How many of the lines that follow contain the word "TEMPERATURE"? Give only the number.

-- START --

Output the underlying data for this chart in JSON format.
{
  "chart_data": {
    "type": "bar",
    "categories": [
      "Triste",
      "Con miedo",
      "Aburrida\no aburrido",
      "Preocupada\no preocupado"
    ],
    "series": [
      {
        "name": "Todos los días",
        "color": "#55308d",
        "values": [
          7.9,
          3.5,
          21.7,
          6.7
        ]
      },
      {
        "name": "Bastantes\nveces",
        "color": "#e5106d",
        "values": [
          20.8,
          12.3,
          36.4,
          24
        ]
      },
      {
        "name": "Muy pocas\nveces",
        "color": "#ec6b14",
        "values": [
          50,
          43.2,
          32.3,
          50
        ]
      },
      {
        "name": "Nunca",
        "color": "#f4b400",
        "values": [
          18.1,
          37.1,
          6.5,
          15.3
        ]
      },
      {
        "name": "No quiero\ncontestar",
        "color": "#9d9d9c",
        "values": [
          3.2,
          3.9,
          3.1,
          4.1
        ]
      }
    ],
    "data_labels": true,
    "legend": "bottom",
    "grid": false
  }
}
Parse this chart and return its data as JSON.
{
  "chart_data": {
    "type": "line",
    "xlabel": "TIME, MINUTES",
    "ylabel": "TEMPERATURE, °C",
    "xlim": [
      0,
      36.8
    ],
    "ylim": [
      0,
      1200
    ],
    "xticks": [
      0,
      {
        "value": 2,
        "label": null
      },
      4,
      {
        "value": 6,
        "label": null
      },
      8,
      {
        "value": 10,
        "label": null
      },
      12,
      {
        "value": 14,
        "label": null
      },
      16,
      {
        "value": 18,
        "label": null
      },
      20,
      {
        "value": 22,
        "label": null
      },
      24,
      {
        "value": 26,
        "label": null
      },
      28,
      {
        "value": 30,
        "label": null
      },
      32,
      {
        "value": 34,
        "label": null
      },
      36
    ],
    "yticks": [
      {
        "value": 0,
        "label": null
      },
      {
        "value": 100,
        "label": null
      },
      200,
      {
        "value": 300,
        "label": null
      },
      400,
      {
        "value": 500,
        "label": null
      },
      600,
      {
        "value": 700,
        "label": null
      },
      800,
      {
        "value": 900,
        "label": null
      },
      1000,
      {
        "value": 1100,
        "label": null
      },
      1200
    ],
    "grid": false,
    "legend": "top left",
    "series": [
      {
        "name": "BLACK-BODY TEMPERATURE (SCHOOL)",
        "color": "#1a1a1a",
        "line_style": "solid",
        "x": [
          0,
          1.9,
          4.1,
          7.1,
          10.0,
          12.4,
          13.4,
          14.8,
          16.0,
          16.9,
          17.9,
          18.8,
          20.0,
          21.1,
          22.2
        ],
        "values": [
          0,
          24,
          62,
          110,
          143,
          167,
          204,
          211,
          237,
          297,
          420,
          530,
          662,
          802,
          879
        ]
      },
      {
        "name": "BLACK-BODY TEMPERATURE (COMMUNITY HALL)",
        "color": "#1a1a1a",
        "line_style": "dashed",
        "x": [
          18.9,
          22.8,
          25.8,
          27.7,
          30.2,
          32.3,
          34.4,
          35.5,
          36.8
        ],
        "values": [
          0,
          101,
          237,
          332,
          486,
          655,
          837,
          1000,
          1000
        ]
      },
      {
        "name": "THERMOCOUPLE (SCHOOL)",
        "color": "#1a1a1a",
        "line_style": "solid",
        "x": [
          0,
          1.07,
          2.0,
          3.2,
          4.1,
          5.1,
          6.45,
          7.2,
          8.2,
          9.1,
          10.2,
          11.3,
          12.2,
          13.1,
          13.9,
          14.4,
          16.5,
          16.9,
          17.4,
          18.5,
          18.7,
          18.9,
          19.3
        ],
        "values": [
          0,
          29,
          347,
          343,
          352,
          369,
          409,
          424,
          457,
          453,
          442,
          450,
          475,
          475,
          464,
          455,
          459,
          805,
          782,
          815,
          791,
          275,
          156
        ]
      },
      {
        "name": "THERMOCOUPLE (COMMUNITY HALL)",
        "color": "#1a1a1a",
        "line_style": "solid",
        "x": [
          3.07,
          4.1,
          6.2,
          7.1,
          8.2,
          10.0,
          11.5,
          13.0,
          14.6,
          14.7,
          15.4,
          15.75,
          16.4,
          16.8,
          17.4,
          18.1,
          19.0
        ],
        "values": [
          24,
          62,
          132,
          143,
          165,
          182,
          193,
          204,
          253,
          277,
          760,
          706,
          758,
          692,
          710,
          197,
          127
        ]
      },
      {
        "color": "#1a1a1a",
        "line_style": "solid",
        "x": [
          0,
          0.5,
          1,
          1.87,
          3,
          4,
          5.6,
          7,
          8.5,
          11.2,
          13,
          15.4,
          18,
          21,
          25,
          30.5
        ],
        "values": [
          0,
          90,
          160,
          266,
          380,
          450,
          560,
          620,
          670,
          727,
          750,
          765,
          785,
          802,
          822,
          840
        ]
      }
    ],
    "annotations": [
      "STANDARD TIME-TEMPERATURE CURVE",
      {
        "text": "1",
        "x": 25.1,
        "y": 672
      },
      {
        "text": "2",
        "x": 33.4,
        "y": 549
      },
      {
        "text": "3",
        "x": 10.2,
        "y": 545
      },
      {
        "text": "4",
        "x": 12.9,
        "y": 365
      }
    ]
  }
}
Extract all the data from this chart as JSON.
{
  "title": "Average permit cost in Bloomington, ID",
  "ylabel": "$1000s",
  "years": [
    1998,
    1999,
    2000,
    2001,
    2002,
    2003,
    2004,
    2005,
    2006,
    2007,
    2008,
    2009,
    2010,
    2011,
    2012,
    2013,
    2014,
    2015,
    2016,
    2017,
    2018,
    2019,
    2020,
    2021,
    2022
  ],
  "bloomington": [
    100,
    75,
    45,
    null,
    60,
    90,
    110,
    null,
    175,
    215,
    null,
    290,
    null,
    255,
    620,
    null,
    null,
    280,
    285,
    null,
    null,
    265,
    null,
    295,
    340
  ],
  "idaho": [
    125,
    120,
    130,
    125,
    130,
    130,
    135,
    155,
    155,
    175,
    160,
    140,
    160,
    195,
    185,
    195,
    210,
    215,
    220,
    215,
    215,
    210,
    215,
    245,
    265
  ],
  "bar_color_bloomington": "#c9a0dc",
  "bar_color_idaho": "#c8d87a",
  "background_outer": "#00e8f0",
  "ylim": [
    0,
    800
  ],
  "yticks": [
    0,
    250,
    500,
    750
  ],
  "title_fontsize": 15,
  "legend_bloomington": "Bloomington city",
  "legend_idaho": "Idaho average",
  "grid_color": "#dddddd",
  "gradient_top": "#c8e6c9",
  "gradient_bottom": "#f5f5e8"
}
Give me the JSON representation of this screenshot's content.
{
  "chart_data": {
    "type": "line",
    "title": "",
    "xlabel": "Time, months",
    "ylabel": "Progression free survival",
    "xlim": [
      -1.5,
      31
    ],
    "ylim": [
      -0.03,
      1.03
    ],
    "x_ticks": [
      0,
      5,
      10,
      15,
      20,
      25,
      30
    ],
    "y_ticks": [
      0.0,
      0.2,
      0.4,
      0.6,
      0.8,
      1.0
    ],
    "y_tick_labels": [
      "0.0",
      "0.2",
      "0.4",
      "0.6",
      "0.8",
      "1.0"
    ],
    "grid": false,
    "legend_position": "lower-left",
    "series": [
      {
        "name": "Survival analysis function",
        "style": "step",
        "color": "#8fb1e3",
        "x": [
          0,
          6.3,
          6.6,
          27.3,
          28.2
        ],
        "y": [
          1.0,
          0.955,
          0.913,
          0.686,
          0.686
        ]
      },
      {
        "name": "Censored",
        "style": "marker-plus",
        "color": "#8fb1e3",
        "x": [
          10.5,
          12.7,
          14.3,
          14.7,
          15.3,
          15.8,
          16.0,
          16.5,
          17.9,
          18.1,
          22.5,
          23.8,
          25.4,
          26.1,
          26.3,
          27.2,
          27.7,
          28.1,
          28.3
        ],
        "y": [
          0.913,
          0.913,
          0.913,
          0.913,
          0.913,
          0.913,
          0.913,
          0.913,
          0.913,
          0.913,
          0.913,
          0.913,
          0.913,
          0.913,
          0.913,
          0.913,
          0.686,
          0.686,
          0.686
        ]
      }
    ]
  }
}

-- END --

Task answer
4